== Requirements ==
Return every record below exactly as written, omitting any pictures.

== Extracted material ==
____

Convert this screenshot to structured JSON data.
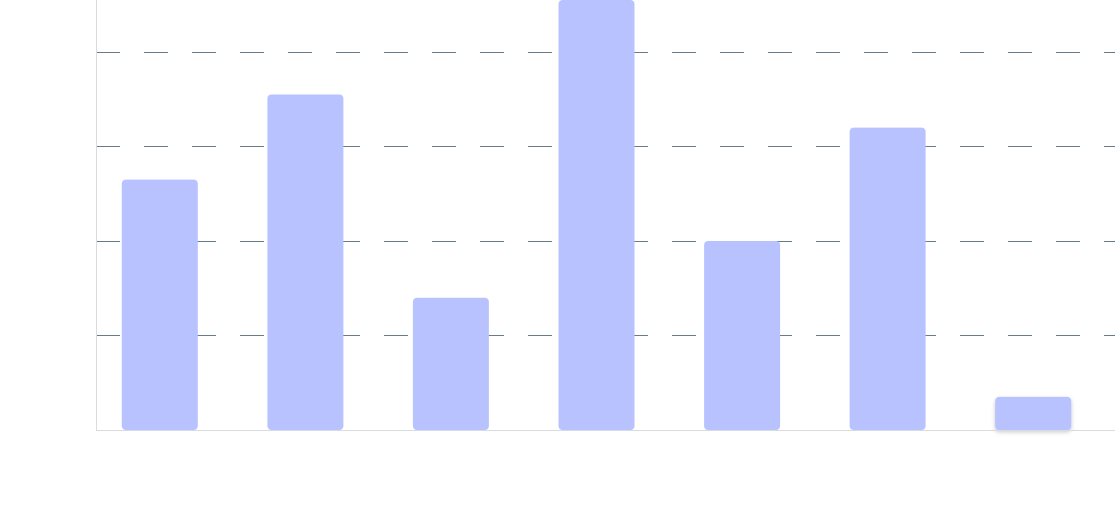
{
  "chart_data": {
    "type": "bar",
    "categories": [
      "",
      "",
      "",
      "",
      "",
      "",
      ""
    ],
    "values": [
      53,
      71,
      28,
      91,
      40,
      64,
      7
    ],
    "ylim": [
      0,
      91
    ],
    "grid": true,
    "grid_values": [
      20,
      40,
      60,
      80
    ],
    "xlabel": "",
    "ylabel": "",
    "title": "",
    "colors": {
      "bar": "#b8c2ff",
      "grid": "#5f7484",
      "axis": "#d8dbe0"
    },
    "hover_index": 6
  }
}
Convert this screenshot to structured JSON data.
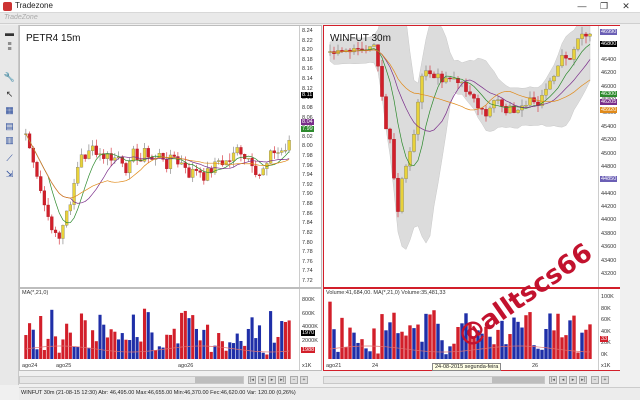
{
  "app": {
    "title": "Tradezone",
    "subtitle": "TradeZone"
  },
  "window_controls": {
    "minimize": "—",
    "maximize": "❐",
    "close": "✕"
  },
  "panels": {
    "left": {
      "title": "PETR4 15m",
      "y_ticks": [
        "8.24",
        "8.22",
        "8.20",
        "8.18",
        "8.16",
        "8.14",
        "8.12",
        "8.10",
        "8.08",
        "8.06",
        "8.04",
        "8.02",
        "8.00",
        "7.98",
        "7.96",
        "7.94",
        "7.92",
        "7.90",
        "7.88",
        "7.86",
        "7.84",
        "7.82",
        "7.80",
        "7.78",
        "7.76",
        "7.74",
        "7.72"
      ],
      "price_tags": [
        {
          "text": "8.11",
          "color": "#000000"
        },
        {
          "text": "8.04",
          "color": "#7a2d8a"
        },
        {
          "text": "7.99",
          "color": "#2d8a2d"
        }
      ],
      "volume_title": "MA(*,21,0)",
      "volume_ticks": [
        "800K",
        "600K",
        "4000K",
        "2000K"
      ],
      "volume_tags": [
        {
          "text": "1970",
          "color": "#000000"
        },
        {
          "text": "1988",
          "color": "#d21f2a"
        }
      ],
      "x_labels": [
        "ago24",
        "ago25",
        "ago26"
      ],
      "scale": "x1K"
    },
    "right": {
      "title": "WINFUT 30m",
      "y_ticks": [
        "46800",
        "46600",
        "46400",
        "46200",
        "46000",
        "45800",
        "45600",
        "45400",
        "45200",
        "45000",
        "44800",
        "44600",
        "44400",
        "44200",
        "44000",
        "43800",
        "43600",
        "43400",
        "43200"
      ],
      "price_tags": [
        {
          "text": "46990",
          "color": "#6b5fb5"
        },
        {
          "text": "46800",
          "color": "#000000"
        },
        {
          "text": "46300",
          "color": "#2d8a2d"
        },
        {
          "text": "46205",
          "color": "#7a2d8a"
        },
        {
          "text": "45920",
          "color": "#e08a1a"
        },
        {
          "text": "44850",
          "color": "#6b5fb5"
        }
      ],
      "volume_title": "Volume:41,684,00. MA(*,21,0) Volume:35,481,33",
      "volume_ticks": [
        "100K",
        "80K",
        "60K",
        "40K",
        "20K",
        "0K"
      ],
      "volume_tags": [
        {
          "text": "33",
          "color": "#d21f2a"
        }
      ],
      "x_labels": [
        "ago21",
        "24",
        "26"
      ],
      "tooltip": "24-08-2015 segunda-feira",
      "scale": "x1K"
    }
  },
  "status": {
    "text": "WINFUT 30m  (21-08-15 12:30)  Abr: 46,495.00  Max:46,655.00  Min:46,370.00  Fec:46,620.00  Var: 120.00 (0,26%)"
  },
  "watermark": "@alltscs66",
  "toolbar_icons": [
    "list-icon",
    "lines-icon",
    "wrench-icon",
    "cursor-icon",
    "chart-type-icon",
    "bar-icon",
    "candle-icon",
    "drawline-icon",
    "arrow-icon"
  ]
}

____

== Final result ==
Convert this screenshot to structured JSON data.
{
  "chart_data": {
    "type": "bar",
    "categories": [
      "",
      "",
      "",
      "",
      "",
      "",
      ""
    ],
    "values": [
      53,
      71,
      28,
      91,
      40,
      64,
      7
    ],
    "ylim": [
      0,
      91
    ],
    "grid": true,
    "grid_values": [
      20,
      40,
      60,
      80
    ],
    "xlabel": "",
    "ylabel": "",
    "title": "",
    "colors": {
      "bar": "#b8c2ff",
      "grid": "#5f7484",
      "axis": "#d8dbe0"
    },
    "hover_index": 6
  }
}
Convert this screenshot to structured JSON data.
{
  "app": {
    "title": "Tradezone",
    "subtitle": "TradeZone"
  },
  "window_controls": {
    "minimize": "—",
    "maximize": "❐",
    "close": "✕"
  },
  "panels": {
    "left": {
      "title": "PETR4 15m",
      "y_ticks": [
        "8.24",
        "8.22",
        "8.20",
        "8.18",
        "8.16",
        "8.14",
        "8.12",
        "8.10",
        "8.08",
        "8.06",
        "8.04",
        "8.02",
        "8.00",
        "7.98",
        "7.96",
        "7.94",
        "7.92",
        "7.90",
        "7.88",
        "7.86",
        "7.84",
        "7.82",
        "7.80",
        "7.78",
        "7.76",
        "7.74",
        "7.72"
      ],
      "price_tags": [
        {
          "text": "8.11",
          "color": "#000000"
        },
        {
          "text": "8.04",
          "color": "#7a2d8a"
        },
        {
          "text": "7.99",
          "color": "#2d8a2d"
        }
      ],
      "volume_title": "MA(*,21,0)",
      "volume_ticks": [
        "800K",
        "600K",
        "4000K",
        "2000K"
      ],
      "volume_tags": [
        {
          "text": "1970",
          "color": "#000000"
        },
        {
          "text": "1988",
          "color": "#d21f2a"
        }
      ],
      "x_labels": [
        "ago24",
        "ago25",
        "ago26"
      ],
      "scale": "x1K"
    },
    "right": {
      "title": "WINFUT 30m",
      "y_ticks": [
        "46800",
        "46600",
        "46400",
        "46200",
        "46000",
        "45800",
        "45600",
        "45400",
        "45200",
        "45000",
        "44800",
        "44600",
        "44400",
        "44200",
        "44000",
        "43800",
        "43600",
        "43400",
        "43200"
      ],
      "price_tags": [
        {
          "text": "46990",
          "color": "#6b5fb5"
        },
        {
          "text": "46800",
          "color": "#000000"
        },
        {
          "text": "46300",
          "color": "#2d8a2d"
        },
        {
          "text": "46205",
          "color": "#7a2d8a"
        },
        {
          "text": "45920",
          "color": "#e08a1a"
        },
        {
          "text": "44850",
          "color": "#6b5fb5"
        }
      ],
      "volume_title": "Volume:41,684,00. MA(*,21,0) Volume:35,481,33",
      "volume_ticks": [
        "100K",
        "80K",
        "60K",
        "40K",
        "20K",
        "0K"
      ],
      "volume_tags": [
        {
          "text": "33",
          "color": "#d21f2a"
        }
      ],
      "x_labels": [
        "ago21",
        "24",
        "26"
      ],
      "tooltip": "24-08-2015 segunda-feira",
      "scale": "x1K"
    }
  },
  "status": {
    "text": "WINFUT 30m  (21-08-15 12:30)  Abr: 46,495.00  Max:46,655.00  Min:46,370.00  Fec:46,620.00  Var: 120.00 (0,26%)"
  },
  "watermark": "@alltscs66",
  "toolbar_icons": [
    "list-icon",
    "lines-icon",
    "wrench-icon",
    "cursor-icon",
    "chart-type-icon",
    "bar-icon",
    "candle-icon",
    "drawline-icon",
    "arrow-icon"
  ]
}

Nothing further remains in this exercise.